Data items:

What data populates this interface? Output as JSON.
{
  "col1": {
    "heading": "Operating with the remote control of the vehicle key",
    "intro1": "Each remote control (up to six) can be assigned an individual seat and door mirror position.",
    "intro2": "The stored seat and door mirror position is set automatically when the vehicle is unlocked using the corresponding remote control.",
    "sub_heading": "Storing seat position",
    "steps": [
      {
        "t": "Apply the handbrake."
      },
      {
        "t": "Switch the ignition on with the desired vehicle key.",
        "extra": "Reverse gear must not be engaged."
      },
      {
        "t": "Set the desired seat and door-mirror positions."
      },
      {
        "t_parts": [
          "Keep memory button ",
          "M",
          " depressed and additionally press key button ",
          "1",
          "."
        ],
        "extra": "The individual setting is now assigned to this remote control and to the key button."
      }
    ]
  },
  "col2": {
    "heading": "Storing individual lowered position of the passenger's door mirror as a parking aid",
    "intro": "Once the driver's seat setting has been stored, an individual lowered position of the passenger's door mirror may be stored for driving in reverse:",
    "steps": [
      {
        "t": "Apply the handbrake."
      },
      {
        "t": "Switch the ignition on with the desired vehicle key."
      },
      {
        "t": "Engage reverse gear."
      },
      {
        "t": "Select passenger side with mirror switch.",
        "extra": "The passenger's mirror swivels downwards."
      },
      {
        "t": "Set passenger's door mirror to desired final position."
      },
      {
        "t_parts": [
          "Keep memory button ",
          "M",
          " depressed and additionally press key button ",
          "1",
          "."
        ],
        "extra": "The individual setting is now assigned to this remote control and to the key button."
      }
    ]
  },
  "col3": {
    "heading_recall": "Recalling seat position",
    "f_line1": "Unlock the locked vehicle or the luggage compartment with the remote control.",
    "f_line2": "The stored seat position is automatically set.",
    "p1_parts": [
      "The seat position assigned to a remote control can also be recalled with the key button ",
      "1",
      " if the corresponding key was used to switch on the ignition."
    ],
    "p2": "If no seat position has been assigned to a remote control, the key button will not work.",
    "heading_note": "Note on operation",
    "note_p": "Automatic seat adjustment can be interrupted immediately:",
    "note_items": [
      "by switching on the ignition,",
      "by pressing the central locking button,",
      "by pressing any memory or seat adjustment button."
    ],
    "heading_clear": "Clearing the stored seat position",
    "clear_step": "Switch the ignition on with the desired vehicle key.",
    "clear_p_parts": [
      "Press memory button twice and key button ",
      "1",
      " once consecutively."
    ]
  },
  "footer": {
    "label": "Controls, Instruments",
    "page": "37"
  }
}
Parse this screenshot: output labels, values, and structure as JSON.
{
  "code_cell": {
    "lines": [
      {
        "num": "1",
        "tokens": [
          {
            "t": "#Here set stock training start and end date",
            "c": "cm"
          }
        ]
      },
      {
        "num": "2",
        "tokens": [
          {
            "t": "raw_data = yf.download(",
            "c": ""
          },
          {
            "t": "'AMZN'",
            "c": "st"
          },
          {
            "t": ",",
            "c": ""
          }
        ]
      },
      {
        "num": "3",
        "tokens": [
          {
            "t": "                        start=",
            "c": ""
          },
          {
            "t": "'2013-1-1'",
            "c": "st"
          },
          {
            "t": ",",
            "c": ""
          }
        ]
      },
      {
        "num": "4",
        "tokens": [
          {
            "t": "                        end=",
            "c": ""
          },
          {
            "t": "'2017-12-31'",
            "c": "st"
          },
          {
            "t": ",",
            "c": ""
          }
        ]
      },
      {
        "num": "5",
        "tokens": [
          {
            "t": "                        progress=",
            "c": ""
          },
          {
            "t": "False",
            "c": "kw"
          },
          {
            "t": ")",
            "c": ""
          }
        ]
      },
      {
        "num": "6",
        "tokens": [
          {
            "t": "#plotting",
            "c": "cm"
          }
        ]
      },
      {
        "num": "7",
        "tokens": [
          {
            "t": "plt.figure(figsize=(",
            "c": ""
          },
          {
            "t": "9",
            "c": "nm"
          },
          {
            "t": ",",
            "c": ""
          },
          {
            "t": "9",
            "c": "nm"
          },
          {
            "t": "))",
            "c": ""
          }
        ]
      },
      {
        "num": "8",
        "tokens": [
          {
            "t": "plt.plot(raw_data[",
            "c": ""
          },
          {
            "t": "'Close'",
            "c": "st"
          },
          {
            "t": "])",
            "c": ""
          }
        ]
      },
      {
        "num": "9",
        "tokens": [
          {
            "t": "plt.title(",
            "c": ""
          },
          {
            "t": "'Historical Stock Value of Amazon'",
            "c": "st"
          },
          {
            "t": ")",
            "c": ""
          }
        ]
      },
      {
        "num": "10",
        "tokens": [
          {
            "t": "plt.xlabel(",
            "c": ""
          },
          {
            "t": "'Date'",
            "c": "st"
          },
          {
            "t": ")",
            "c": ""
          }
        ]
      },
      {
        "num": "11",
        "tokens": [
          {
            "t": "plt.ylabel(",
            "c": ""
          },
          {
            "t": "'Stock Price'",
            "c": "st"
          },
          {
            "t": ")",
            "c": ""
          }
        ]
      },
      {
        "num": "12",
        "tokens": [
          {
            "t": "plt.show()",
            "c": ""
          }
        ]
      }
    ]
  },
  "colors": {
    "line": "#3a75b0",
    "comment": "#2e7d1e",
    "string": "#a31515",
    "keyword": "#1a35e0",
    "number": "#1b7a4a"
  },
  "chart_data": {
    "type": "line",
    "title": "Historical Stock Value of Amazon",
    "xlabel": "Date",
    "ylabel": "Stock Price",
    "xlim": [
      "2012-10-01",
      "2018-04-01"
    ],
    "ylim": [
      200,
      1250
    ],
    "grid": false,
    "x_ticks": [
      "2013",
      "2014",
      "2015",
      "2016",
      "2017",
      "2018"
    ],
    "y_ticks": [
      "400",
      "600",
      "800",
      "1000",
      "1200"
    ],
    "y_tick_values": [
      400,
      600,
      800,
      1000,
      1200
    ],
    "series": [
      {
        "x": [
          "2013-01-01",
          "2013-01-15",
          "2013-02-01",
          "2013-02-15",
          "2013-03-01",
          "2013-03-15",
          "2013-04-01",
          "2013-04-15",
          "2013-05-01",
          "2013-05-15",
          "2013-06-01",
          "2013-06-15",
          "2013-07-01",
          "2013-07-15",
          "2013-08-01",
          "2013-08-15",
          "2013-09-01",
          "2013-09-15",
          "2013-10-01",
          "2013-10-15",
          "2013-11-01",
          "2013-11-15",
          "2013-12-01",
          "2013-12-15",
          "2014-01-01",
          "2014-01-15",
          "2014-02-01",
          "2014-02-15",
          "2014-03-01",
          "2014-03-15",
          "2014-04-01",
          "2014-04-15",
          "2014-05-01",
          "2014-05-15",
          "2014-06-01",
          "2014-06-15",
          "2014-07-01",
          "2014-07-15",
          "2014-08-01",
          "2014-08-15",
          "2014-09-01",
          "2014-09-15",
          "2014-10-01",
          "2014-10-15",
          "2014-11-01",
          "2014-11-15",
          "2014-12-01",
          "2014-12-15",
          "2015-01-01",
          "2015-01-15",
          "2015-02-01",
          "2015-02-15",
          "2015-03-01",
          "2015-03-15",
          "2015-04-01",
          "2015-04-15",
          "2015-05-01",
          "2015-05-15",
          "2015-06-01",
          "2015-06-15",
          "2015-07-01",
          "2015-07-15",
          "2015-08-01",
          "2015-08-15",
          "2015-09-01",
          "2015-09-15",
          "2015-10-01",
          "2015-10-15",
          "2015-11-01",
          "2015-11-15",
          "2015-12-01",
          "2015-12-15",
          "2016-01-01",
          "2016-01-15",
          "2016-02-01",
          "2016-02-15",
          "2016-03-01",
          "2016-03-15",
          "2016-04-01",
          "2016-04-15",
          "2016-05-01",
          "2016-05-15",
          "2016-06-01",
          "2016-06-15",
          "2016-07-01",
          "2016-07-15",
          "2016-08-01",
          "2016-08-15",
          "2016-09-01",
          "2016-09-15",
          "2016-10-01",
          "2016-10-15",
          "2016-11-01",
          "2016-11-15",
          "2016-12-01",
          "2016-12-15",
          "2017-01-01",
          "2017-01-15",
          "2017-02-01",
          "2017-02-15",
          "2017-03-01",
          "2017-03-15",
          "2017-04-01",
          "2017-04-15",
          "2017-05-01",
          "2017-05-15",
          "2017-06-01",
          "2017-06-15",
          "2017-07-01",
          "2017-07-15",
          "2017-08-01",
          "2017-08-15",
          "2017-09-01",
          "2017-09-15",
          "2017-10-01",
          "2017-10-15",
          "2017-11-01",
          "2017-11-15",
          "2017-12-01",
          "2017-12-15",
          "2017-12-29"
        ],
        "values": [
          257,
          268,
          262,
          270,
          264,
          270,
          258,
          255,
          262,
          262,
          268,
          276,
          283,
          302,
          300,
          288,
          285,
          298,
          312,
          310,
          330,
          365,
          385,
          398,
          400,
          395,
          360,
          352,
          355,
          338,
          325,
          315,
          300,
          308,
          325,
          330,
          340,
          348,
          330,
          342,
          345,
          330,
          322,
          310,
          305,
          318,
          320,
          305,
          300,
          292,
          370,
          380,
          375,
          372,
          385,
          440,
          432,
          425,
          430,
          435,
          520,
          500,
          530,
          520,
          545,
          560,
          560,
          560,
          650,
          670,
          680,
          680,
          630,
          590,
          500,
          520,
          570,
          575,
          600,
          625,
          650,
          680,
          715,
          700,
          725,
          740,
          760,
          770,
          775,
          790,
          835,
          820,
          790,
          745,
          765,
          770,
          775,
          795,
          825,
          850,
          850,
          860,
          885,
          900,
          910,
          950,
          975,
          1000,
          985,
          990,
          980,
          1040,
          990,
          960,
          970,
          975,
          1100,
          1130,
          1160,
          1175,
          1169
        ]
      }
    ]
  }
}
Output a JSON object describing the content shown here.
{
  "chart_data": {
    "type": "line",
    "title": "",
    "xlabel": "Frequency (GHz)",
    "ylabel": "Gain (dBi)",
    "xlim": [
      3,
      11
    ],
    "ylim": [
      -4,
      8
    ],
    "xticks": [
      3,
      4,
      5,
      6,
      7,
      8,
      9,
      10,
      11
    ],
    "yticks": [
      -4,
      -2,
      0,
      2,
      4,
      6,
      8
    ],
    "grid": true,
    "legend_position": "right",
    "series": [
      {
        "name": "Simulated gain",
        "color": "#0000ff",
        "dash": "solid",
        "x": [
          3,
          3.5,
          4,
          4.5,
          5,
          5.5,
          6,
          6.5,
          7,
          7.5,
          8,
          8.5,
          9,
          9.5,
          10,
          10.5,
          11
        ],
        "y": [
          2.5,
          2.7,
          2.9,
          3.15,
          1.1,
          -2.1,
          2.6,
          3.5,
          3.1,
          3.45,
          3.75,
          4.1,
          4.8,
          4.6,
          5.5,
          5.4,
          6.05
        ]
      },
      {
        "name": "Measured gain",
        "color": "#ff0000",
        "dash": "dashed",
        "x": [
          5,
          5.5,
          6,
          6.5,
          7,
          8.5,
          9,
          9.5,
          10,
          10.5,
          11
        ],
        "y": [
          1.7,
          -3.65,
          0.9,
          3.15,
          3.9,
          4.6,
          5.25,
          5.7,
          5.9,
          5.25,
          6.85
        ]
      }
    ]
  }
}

### Given request
For the listing above, identify each line bearing "ignition".

### Result of the task
        "t": "Switch the ignition on with the desired vehicle key.",
        "t": "Switch the ignition on with the desired vehicle key."
      " if the corresponding key was used to switch on the ignition."
      "by switching on the ignition,",
    "clear_step": "Switch the ignition on with the desired vehicle key.",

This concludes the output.